Task directions: Where the string "sequence" occurs in the material below, report the whole line.

Input rows:

· · · ·

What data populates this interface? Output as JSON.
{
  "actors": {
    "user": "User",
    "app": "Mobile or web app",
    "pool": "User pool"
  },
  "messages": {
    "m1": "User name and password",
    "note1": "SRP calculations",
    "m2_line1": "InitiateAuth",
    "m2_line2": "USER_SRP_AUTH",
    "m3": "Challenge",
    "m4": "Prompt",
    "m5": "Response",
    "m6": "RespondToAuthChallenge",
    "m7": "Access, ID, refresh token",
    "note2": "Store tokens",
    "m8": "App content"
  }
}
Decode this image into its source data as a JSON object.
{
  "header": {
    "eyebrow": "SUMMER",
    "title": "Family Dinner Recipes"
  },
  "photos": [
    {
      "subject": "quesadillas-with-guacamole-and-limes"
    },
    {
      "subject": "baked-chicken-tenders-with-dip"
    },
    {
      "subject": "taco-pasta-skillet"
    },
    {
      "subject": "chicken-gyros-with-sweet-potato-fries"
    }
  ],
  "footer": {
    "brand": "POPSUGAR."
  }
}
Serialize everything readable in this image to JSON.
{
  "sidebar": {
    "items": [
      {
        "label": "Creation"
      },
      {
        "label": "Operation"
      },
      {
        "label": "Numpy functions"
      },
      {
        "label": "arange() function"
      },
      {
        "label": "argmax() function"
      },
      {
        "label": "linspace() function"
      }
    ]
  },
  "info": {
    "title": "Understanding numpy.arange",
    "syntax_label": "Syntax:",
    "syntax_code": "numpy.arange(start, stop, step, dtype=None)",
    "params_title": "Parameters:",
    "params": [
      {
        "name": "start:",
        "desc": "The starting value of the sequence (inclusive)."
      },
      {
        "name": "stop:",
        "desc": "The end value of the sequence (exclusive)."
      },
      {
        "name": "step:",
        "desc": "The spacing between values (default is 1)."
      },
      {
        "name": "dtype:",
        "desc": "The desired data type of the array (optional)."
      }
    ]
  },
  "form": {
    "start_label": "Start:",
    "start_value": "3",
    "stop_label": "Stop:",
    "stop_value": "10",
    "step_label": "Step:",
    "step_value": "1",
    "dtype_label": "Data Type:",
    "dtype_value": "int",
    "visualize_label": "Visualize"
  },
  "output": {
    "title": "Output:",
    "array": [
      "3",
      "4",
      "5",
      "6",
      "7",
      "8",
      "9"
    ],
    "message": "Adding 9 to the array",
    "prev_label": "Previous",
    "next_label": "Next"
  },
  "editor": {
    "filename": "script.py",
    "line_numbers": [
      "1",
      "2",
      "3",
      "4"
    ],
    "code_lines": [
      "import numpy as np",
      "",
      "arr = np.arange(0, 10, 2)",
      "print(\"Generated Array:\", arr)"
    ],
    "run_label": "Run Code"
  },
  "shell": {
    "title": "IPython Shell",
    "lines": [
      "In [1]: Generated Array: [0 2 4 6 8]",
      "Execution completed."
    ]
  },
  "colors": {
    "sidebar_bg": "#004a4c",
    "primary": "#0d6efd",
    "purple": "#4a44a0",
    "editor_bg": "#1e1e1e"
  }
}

· · · ·

Answer to this task:
        "desc": "The starting value of the sequence (inclusive)."
        "desc": "The end value of the sequence (exclusive)."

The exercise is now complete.